Saved data entries:
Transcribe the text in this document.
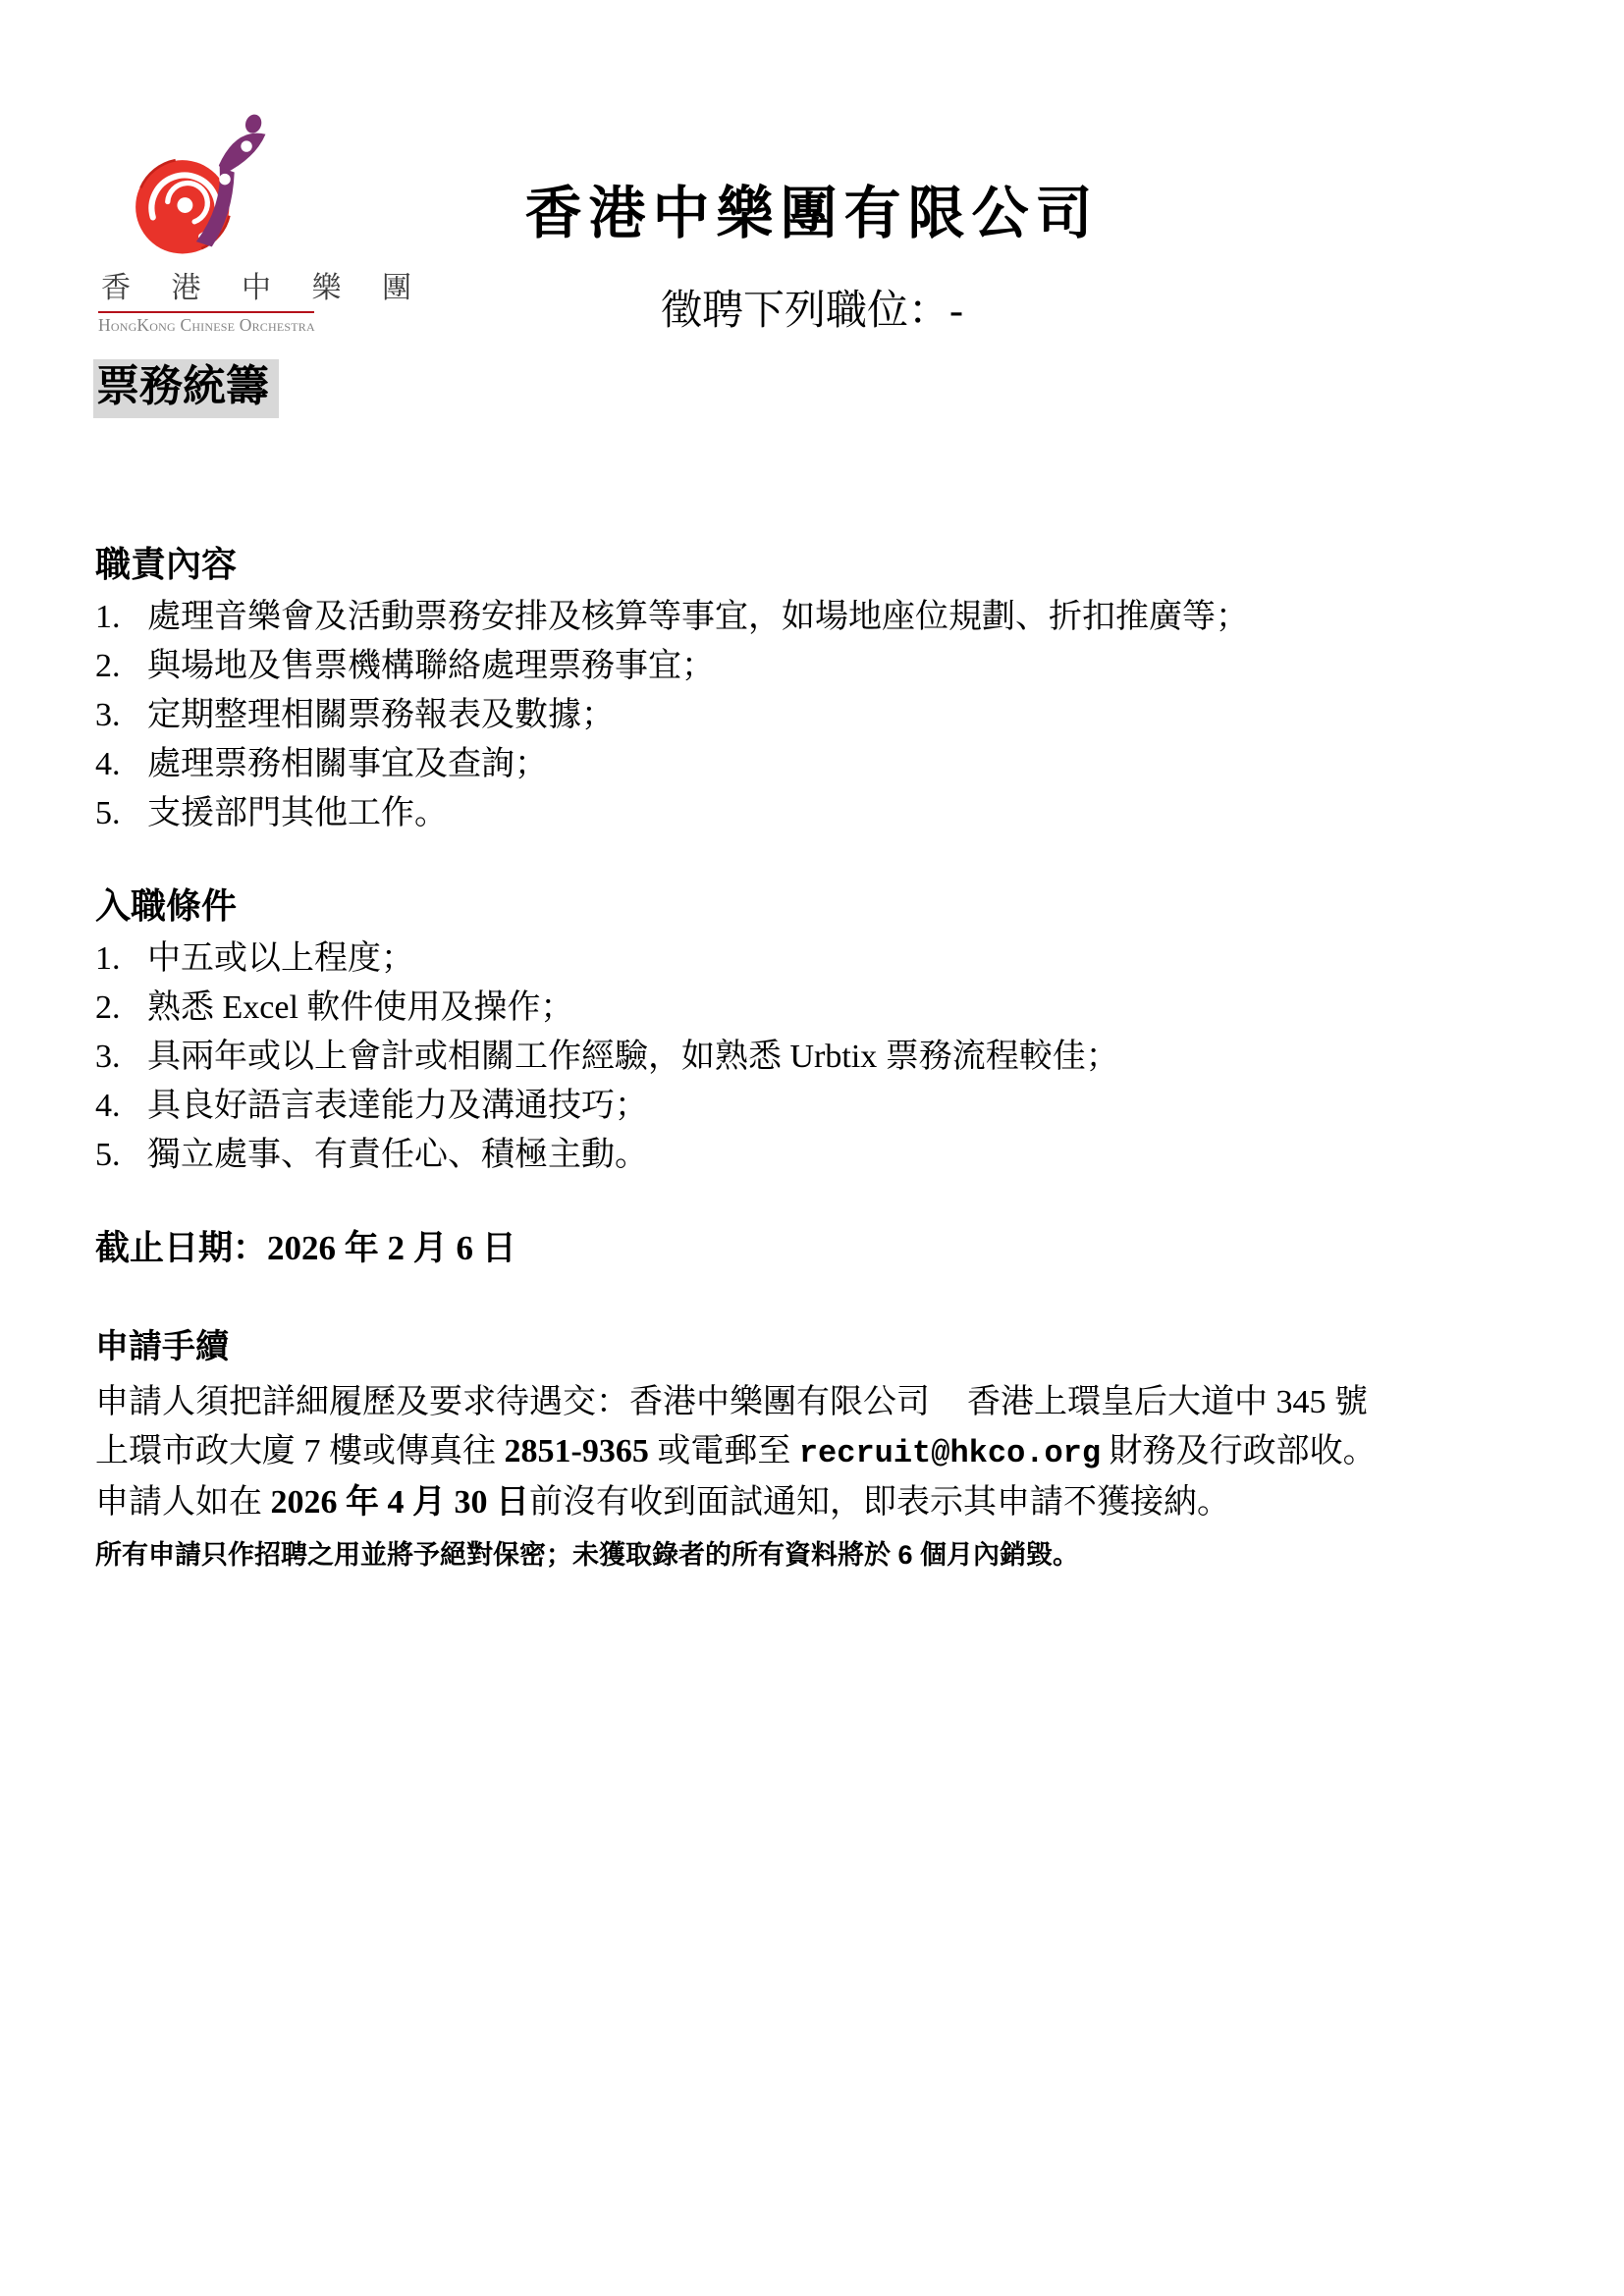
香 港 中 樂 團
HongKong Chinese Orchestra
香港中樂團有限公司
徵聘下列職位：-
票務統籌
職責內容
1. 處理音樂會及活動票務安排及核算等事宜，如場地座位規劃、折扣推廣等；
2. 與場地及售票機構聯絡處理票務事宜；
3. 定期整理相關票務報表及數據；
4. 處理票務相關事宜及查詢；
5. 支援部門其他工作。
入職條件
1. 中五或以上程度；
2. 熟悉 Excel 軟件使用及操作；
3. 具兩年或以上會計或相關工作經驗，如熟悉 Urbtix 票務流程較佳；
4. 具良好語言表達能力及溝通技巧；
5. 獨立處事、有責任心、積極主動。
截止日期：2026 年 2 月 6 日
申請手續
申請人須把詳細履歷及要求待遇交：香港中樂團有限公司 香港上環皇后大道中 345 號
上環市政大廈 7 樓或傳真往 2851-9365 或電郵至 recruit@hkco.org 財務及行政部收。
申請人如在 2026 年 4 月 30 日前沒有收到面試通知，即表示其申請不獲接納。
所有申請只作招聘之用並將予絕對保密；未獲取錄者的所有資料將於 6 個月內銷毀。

• _Stated exercise_
Transcribe each entry above exactly, apart from the pictures.

• _Task result_
Transcribe the text in this document.
香 港 中 樂 團
HongKong Chinese Orchestra
香港中樂團有限公司
徵聘下列職位：-
票務統籌
職責內容
1. 處理音樂會及活動票務安排及核算等事宜，如場地座位規劃、折扣推廣等；
2. 與場地及售票機構聯絡處理票務事宜；
3. 定期整理相關票務報表及數據；
4. 處理票務相關事宜及查詢；
5. 支援部門其他工作。
入職條件
1. 中五或以上程度；
2. 熟悉 Excel 軟件使用及操作；
3. 具兩年或以上會計或相關工作經驗，如熟悉 Urbtix 票務流程較佳；
4. 具良好語言表達能力及溝通技巧；
5. 獨立處事、有責任心、積極主動。
截止日期：2026 年 2 月 6 日
申請手續
申請人須把詳細履歷及要求待遇交：香港中樂團有限公司 香港上環皇后大道中 345 號
上環市政大廈 7 樓或傳真往 2851-9365 或電郵至 recruit@hkco.org 財務及行政部收。
申請人如在 2026 年 4 月 30 日前沒有收到面試通知，即表示其申請不獲接納。
所有申請只作招聘之用並將予絕對保密；未獲取錄者的所有資料將於 6 個月內銷毀。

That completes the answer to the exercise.